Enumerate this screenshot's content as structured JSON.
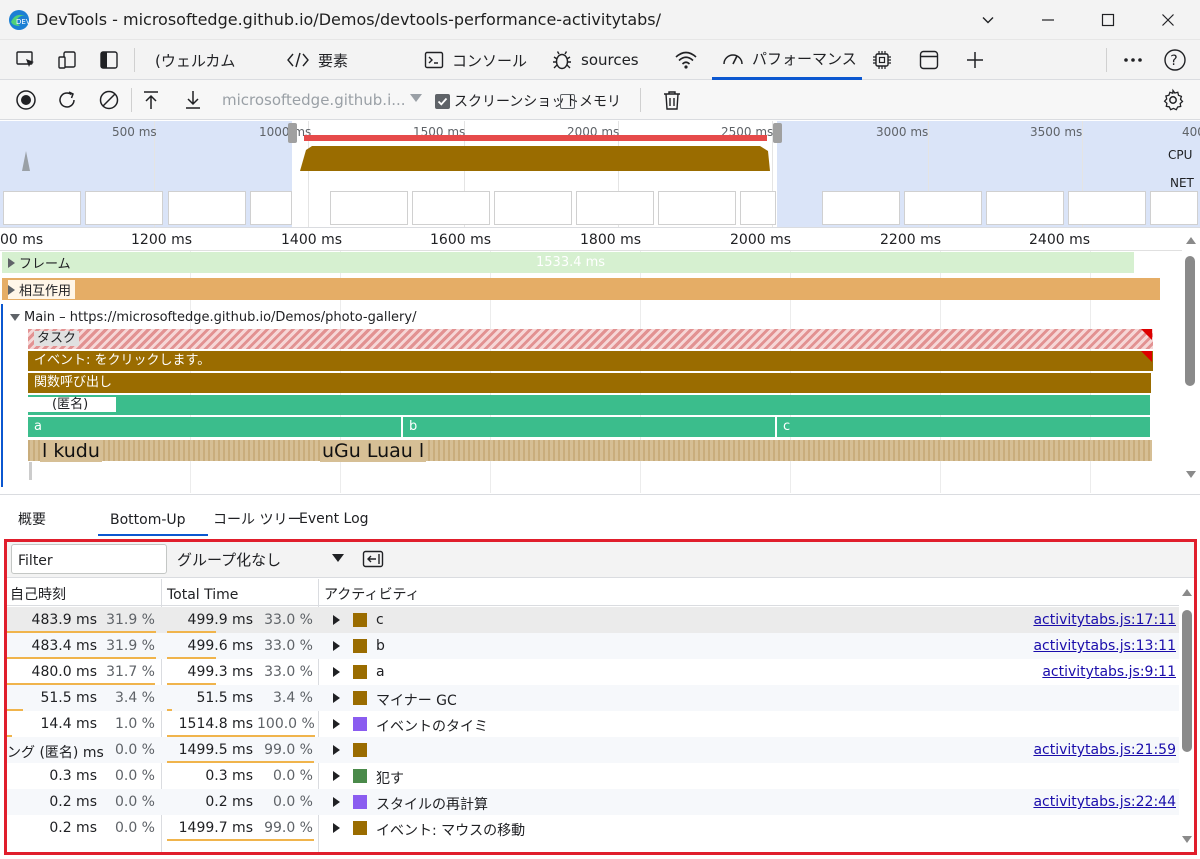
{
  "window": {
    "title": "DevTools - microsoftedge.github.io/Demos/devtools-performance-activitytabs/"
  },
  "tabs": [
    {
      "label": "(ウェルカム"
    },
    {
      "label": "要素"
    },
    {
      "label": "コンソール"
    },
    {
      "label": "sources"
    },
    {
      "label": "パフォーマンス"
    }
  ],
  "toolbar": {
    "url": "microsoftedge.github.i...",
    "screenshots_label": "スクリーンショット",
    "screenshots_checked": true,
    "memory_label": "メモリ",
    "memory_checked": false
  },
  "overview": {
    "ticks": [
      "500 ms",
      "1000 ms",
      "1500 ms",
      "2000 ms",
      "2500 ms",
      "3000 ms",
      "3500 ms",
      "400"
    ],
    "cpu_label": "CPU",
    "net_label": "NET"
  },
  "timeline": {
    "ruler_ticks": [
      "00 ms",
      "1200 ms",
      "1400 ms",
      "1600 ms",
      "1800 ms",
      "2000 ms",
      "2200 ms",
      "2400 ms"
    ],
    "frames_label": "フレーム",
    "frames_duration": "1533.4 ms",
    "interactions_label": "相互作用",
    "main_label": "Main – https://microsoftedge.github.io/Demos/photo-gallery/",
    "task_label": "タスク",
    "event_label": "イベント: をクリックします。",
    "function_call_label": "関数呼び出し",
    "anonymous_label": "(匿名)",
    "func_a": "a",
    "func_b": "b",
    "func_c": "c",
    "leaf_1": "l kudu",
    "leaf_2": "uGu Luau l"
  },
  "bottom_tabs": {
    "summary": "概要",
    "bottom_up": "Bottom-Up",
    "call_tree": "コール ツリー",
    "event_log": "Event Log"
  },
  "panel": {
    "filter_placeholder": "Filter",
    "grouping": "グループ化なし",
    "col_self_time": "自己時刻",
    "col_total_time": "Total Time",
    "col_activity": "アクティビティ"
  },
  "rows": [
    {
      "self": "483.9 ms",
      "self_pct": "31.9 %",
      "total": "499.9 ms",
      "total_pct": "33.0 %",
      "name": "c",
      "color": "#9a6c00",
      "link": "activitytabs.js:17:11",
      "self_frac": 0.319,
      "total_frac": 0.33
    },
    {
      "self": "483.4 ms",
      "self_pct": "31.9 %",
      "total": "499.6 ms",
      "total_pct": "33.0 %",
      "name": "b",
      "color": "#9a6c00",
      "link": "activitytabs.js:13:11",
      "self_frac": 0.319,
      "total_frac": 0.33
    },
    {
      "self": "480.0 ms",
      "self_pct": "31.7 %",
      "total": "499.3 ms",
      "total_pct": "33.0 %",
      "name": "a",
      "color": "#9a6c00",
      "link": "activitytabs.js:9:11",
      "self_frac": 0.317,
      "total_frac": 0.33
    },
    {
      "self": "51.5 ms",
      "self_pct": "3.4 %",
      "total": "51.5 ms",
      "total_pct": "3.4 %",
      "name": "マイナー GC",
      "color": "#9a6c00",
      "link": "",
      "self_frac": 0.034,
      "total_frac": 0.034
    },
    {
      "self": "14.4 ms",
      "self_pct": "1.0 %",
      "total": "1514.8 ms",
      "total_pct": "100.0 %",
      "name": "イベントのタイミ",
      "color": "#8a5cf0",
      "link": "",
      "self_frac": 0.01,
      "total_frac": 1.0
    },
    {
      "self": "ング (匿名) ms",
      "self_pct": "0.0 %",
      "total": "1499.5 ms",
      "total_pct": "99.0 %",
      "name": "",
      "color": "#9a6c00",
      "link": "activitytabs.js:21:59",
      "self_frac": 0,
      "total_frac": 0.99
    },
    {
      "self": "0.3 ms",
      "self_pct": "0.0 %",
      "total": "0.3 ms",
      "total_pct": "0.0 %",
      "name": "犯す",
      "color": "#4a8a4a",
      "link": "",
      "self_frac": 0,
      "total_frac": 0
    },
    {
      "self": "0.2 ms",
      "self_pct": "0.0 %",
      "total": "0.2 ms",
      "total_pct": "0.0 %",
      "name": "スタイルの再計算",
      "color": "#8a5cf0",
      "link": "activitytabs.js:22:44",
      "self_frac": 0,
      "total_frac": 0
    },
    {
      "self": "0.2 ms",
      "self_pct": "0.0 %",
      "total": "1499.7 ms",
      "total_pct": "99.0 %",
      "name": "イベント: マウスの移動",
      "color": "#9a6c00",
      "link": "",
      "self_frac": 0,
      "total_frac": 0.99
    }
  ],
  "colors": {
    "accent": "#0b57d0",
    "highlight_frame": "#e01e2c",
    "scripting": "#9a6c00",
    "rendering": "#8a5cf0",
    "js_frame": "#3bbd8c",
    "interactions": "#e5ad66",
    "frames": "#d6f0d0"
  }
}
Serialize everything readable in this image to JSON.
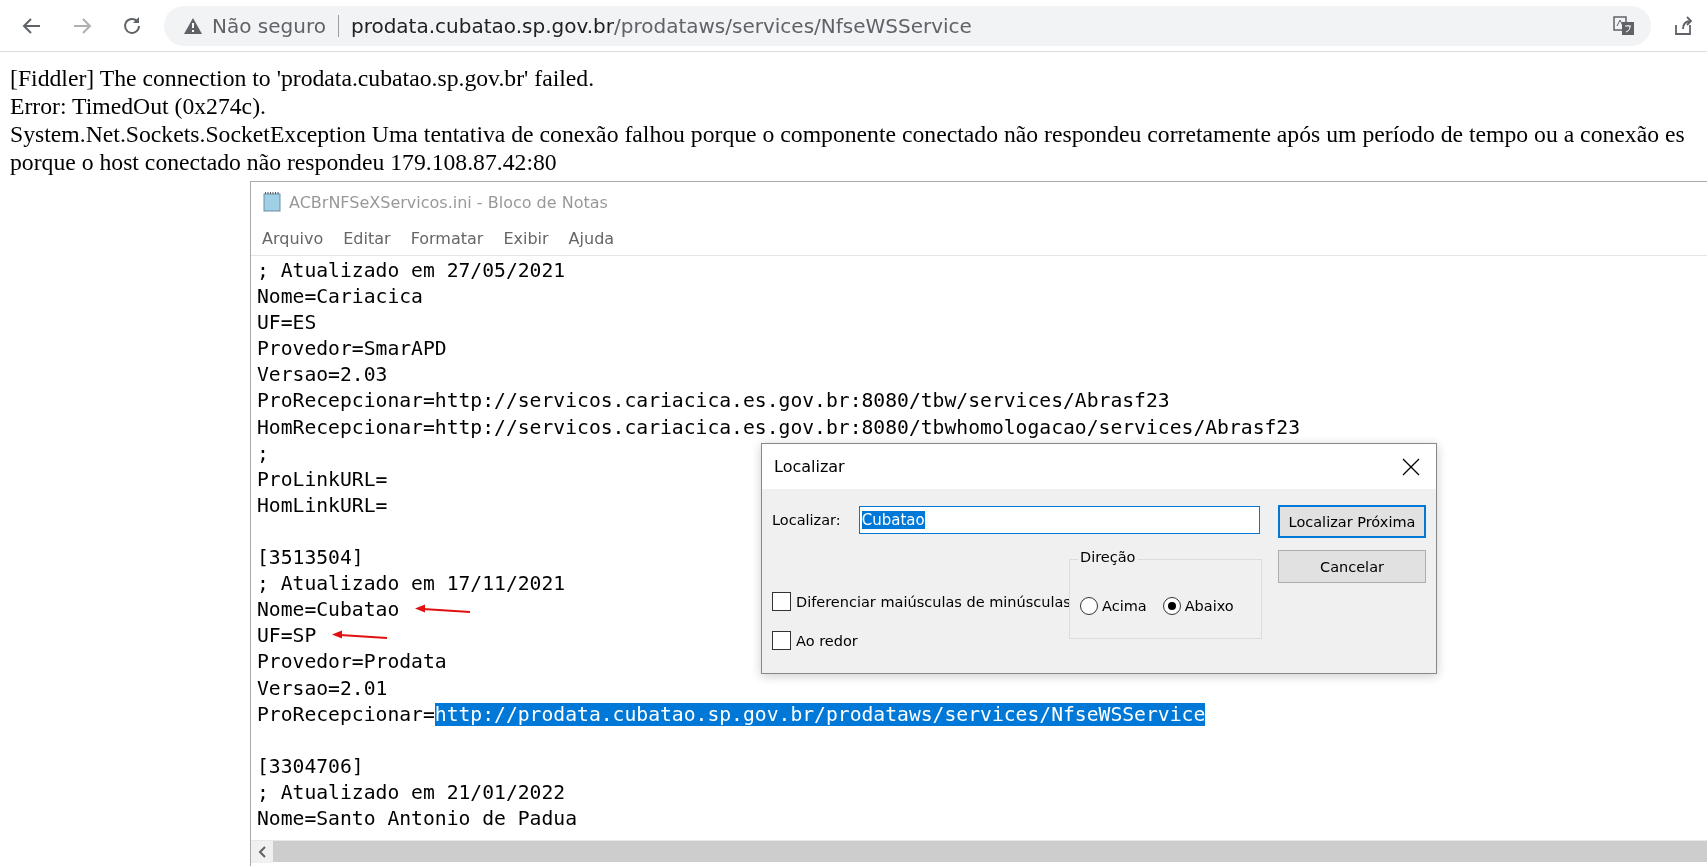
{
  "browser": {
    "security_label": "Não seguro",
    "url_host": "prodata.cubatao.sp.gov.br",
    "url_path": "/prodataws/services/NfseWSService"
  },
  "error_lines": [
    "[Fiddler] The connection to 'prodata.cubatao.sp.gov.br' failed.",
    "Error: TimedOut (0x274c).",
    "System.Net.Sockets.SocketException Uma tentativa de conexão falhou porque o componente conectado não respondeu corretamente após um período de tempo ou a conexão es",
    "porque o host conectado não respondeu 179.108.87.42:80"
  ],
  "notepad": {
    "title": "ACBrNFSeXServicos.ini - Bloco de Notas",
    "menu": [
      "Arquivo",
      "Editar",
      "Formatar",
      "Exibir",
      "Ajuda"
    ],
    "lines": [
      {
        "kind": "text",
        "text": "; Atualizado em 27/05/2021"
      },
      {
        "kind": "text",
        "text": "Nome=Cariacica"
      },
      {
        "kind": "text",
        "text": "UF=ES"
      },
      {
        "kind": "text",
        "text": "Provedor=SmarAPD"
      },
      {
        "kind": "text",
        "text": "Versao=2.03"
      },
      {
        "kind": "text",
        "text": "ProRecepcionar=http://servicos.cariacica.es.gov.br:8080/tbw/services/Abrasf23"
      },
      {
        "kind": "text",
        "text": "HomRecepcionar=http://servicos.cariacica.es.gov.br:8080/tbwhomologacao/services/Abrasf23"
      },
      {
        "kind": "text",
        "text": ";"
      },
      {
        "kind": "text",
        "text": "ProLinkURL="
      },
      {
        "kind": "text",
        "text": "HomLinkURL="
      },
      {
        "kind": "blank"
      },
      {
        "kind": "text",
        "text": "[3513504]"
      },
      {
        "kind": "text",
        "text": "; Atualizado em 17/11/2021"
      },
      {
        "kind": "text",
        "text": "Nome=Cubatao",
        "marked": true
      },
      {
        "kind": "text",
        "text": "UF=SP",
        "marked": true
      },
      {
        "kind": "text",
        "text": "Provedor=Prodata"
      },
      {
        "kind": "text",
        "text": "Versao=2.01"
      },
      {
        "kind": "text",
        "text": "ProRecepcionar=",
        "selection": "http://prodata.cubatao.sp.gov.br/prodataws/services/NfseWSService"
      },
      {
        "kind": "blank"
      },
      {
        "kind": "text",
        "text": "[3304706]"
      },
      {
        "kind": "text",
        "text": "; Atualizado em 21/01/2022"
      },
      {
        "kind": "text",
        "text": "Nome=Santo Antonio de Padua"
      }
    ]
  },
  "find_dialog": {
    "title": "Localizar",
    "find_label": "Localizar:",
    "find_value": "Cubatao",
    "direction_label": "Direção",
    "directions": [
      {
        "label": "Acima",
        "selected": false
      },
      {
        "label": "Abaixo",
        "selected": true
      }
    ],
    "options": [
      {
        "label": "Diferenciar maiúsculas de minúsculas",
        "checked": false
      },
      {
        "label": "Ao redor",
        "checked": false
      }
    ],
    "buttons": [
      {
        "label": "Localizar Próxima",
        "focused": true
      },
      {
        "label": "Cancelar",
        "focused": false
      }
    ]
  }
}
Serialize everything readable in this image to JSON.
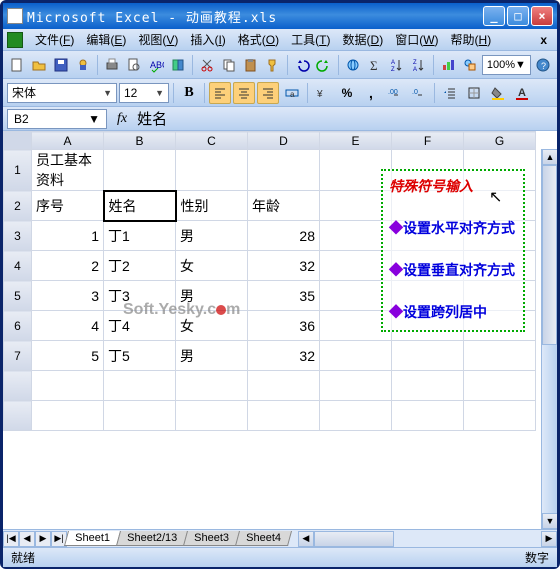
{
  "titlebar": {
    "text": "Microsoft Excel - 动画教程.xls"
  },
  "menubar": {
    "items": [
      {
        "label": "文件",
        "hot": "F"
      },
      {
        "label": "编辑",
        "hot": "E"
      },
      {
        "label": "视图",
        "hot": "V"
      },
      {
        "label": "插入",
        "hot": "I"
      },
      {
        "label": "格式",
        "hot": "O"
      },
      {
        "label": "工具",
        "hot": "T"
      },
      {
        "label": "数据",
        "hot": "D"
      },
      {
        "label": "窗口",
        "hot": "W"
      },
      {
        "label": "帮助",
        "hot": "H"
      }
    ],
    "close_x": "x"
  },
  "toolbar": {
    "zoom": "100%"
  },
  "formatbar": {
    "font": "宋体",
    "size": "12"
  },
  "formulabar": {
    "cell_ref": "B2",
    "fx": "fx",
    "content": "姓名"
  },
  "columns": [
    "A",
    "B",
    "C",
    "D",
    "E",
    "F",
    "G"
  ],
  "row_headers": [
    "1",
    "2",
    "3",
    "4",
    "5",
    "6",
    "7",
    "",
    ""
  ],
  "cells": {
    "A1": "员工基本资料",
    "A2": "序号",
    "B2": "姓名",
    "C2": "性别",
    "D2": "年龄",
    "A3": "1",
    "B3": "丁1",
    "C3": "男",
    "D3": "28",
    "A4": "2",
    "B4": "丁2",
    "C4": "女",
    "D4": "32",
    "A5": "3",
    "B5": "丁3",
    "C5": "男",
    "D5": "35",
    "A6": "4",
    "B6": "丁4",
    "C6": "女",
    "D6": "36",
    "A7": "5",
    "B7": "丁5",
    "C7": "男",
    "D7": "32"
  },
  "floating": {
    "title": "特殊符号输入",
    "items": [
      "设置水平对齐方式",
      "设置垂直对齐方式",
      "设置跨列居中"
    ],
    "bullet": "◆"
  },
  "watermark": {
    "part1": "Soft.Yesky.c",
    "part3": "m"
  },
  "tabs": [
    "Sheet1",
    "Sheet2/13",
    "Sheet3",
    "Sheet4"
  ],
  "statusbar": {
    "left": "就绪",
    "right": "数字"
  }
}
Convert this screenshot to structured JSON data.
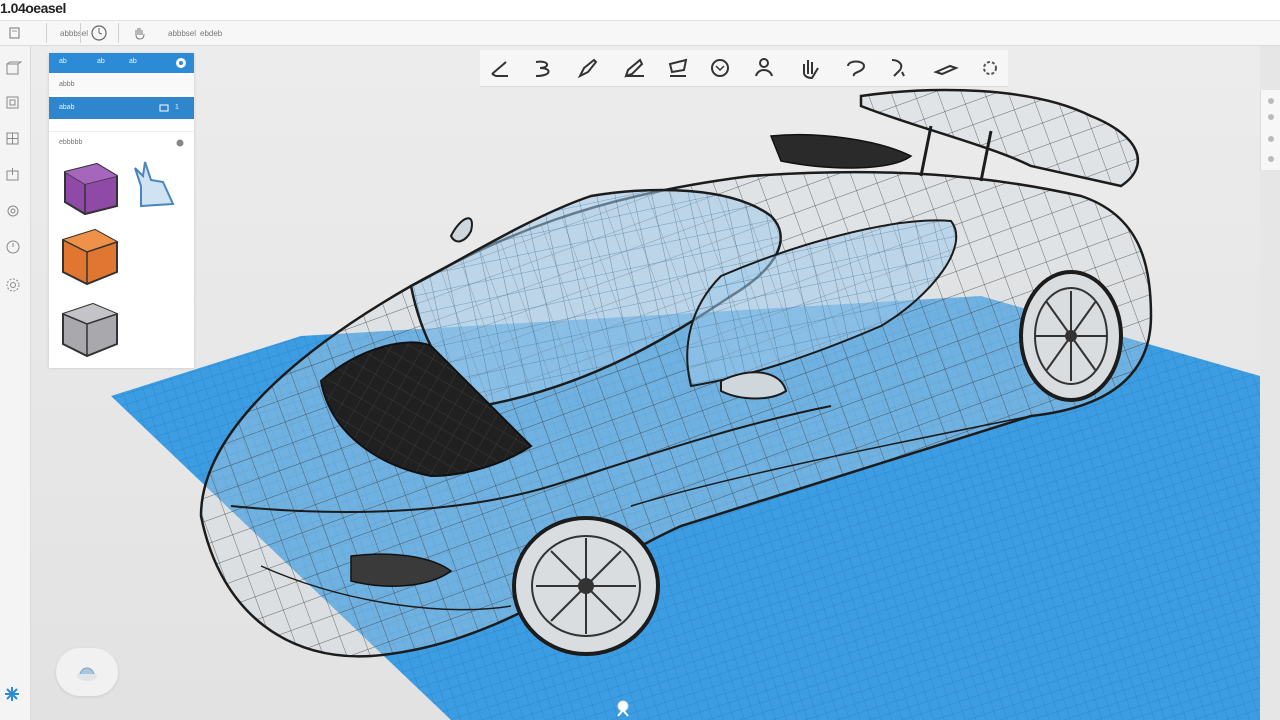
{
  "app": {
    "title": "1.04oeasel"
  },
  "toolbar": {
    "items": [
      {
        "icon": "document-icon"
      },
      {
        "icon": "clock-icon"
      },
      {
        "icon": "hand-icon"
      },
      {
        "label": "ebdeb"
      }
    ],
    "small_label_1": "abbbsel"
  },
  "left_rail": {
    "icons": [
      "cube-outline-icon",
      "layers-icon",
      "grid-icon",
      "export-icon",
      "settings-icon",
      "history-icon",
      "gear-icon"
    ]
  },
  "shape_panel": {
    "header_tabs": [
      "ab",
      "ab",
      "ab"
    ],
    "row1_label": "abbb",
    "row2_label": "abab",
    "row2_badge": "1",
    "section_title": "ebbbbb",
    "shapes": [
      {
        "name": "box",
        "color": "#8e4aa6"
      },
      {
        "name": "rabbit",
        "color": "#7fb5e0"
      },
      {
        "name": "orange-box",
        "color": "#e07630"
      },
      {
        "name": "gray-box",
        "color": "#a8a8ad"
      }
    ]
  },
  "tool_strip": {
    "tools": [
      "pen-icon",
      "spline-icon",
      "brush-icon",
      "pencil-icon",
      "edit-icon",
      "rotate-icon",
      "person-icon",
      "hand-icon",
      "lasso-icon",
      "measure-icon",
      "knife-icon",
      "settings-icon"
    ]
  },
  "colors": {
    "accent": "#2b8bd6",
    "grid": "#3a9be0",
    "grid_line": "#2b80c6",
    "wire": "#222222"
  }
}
_ _ _ _ _ _ _
* Description of the task *
Find the word "this" in the data and show each line that holds it.

* Written reply *
Enumerate this screenshot's content as structured JSON.
Serialize everything readable in this image to JSON.
Serialize everything readable in this image to JSON.
Convert this screenshot to structured JSON data.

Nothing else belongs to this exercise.